Set problem →
Filter this material down to the lines that hold "name", copying each one.

------ Task material

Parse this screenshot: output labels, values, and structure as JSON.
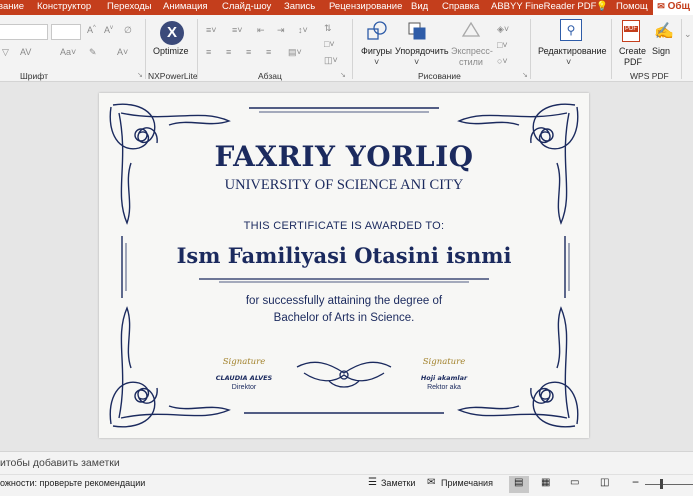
{
  "tabs": [
    {
      "label": "вание"
    },
    {
      "label": "Конструктор"
    },
    {
      "label": "Переходы"
    },
    {
      "label": "Анимация"
    },
    {
      "label": "Слайд-шоу"
    },
    {
      "label": "Запись"
    },
    {
      "label": "Рецензирование"
    },
    {
      "label": "Вид"
    },
    {
      "label": "Справка"
    },
    {
      "label": "ABBYY FineReader PDF"
    },
    {
      "label": "Помощ"
    },
    {
      "label": "Общ"
    }
  ],
  "ribbon": {
    "groups": {
      "font": "Шрифт",
      "nxpowerlite": "NXPowerLite",
      "paragraph": "Абзац",
      "drawing": "Рисование",
      "wps": "WPS PDF"
    },
    "optimize": "Optimize",
    "shapes": "Фигуры",
    "arrange": "Упорядочить",
    "quick_styles_1": "Экспресс-",
    "quick_styles_2": "стили",
    "editing": "Редактирование",
    "create_pdf_1": "Create",
    "create_pdf_2": "PDF",
    "sign": "Sign",
    "pdf_badge": "PDF"
  },
  "slide": {
    "title": "FAXRIY YORLIQ",
    "subtitle": "UNIVERSITY OF SCIENCE ANI CITY",
    "awarded": "THIS CERTIFICATE IS AWARDED TO:",
    "name": "Ism Familiyasi Otasini isnmi",
    "line1": "for successfully attaining the degree of",
    "line2": "Bachelor of Arts in Science.",
    "sig_left": {
      "script": "Signature",
      "name": "CLAUDIA ALVES",
      "role": "Direktor"
    },
    "sig_right": {
      "script": "Signature",
      "name": "Hoji akamlar",
      "role": "Rektor aka"
    }
  },
  "notes": {
    "placeholder": "итобы добавить заметки"
  },
  "status": {
    "accessibility": "ожности: проверьте рекомендации",
    "notes_btn": "Заметки",
    "comments_btn": "Примечания"
  },
  "colors": {
    "accent": "#c43e1c",
    "navy": "#1b2a5e",
    "gold": "#a3832d"
  }
}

------------

Full output →
    "name": "Ism Familiyasi Otasini isnmi",
      "name": "CLAUDIA ALVES",
      "name": "Hoji akamlar",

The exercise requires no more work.